Filter the entries below, keeping every line that has the word "поручений".
--- Start SUPPLIED ENTRIES ---
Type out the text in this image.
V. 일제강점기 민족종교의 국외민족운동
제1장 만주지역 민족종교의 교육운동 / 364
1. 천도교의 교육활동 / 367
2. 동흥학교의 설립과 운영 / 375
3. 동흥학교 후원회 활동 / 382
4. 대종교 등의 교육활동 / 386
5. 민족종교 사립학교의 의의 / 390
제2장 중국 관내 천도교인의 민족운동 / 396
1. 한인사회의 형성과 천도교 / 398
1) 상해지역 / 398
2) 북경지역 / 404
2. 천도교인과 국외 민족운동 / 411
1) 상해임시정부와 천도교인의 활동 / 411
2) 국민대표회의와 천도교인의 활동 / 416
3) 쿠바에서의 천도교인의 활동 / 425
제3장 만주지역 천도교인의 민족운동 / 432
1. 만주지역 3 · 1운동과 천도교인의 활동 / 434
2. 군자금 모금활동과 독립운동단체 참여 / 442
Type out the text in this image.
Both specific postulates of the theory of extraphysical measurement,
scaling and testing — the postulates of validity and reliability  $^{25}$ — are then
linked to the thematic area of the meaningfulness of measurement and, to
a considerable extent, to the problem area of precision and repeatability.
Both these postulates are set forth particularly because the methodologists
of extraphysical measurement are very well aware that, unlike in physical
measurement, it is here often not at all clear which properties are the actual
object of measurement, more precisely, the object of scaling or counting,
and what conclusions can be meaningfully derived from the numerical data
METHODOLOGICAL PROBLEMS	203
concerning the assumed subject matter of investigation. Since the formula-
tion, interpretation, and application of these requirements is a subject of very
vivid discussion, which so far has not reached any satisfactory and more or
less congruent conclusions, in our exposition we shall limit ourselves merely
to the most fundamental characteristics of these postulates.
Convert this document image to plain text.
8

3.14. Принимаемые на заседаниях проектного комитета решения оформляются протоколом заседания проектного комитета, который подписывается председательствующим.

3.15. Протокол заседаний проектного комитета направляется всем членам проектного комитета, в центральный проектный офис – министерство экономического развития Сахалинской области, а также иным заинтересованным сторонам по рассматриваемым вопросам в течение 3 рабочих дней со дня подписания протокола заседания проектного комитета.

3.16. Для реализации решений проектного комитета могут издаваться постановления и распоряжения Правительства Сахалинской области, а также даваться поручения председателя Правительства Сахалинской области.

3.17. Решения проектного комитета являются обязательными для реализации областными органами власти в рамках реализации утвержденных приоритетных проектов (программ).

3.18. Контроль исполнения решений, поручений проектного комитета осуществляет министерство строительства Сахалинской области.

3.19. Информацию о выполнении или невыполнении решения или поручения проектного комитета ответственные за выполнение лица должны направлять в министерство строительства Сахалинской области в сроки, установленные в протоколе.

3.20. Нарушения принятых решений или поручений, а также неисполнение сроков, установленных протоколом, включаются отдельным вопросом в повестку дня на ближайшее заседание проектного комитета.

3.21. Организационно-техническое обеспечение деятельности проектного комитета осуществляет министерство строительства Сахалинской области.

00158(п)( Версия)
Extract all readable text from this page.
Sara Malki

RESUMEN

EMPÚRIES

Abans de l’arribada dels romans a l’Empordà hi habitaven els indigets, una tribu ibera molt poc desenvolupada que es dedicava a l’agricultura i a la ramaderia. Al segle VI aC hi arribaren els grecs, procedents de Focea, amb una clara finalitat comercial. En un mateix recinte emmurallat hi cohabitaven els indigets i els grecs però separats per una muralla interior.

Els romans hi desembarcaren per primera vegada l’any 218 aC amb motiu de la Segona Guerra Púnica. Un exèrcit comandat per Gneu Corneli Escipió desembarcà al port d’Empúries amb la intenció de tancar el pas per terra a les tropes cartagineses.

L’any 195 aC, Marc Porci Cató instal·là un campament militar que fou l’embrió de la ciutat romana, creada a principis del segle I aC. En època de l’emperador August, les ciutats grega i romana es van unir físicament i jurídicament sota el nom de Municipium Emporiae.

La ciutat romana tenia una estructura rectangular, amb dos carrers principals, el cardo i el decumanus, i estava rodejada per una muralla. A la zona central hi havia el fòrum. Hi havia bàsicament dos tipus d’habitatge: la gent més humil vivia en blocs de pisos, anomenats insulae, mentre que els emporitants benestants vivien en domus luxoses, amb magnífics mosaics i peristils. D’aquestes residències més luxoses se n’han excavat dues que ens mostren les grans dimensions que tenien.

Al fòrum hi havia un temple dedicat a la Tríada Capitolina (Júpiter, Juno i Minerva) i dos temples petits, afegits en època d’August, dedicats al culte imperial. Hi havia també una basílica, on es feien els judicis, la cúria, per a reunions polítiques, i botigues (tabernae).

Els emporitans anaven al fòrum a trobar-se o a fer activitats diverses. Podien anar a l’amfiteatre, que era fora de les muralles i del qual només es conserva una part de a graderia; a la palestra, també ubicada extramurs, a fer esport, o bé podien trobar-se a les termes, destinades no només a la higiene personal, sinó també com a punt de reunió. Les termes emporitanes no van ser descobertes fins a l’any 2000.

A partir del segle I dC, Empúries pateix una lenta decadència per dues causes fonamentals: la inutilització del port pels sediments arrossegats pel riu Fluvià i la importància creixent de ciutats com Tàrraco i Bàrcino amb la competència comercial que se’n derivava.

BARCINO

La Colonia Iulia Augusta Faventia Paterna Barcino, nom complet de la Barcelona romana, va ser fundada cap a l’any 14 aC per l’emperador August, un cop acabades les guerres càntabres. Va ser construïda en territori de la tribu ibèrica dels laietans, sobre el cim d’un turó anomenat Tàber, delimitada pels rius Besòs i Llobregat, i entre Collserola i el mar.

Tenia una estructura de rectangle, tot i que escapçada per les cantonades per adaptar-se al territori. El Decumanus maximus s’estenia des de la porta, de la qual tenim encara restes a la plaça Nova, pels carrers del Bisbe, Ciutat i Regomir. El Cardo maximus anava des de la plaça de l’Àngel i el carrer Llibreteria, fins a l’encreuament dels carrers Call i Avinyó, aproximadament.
--- End SUPPLIED ENTRIES ---
▶ **FULL SOLUTION**
3.18. Контроль исполнения решений, поручений проектного комитета осуществляет министерство строительства Сахалинской области.
3.20. Нарушения принятых решений или поручений, а также неисполнение сроков, установленных протоколом, включаются отдельным вопросом в повестку дня на ближайшее заседание проектного комитета.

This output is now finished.